(Excerpts from a figure dataset)
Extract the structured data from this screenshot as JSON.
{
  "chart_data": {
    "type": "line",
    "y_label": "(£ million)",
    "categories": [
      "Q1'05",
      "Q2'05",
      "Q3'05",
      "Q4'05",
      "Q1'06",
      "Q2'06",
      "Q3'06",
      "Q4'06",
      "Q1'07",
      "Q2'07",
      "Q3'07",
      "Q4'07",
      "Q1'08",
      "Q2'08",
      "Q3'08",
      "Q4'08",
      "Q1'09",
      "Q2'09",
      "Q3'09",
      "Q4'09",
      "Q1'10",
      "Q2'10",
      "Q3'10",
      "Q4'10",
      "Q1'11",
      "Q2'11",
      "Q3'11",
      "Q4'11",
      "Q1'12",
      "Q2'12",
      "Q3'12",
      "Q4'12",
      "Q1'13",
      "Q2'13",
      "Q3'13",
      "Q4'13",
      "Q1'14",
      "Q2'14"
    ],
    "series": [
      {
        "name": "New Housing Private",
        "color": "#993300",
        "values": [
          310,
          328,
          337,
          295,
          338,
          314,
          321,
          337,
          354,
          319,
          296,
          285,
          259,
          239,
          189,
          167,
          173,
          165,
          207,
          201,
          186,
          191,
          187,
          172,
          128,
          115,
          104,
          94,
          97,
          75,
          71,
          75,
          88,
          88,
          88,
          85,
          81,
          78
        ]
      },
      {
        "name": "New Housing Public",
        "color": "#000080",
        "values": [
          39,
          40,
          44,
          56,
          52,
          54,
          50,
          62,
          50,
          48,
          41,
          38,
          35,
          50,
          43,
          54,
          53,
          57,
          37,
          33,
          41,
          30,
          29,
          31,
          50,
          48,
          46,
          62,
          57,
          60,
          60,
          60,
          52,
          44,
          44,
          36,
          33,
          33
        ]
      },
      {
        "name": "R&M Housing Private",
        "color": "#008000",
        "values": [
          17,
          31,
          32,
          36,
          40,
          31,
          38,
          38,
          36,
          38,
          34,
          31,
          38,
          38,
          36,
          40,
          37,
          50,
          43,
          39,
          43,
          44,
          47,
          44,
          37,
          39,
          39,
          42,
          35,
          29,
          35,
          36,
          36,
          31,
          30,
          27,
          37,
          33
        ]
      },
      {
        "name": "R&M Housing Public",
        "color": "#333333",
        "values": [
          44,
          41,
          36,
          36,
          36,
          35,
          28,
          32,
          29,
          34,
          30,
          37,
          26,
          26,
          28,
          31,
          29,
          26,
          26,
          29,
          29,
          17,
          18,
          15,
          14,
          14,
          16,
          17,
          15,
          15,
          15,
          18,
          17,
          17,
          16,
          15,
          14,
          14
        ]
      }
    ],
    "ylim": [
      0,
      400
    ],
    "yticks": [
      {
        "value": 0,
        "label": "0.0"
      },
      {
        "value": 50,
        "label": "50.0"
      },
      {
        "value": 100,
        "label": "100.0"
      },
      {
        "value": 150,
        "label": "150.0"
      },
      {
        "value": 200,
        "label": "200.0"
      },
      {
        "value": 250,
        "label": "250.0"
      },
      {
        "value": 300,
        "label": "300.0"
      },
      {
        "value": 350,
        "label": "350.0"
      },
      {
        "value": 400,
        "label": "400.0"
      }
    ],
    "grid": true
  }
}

■ **The request**
Take each line containing the string "Private" and copy it out.

■ **Solution to this exercise**
        "name": "New Housing Private",
        "name": "R&M Housing Private",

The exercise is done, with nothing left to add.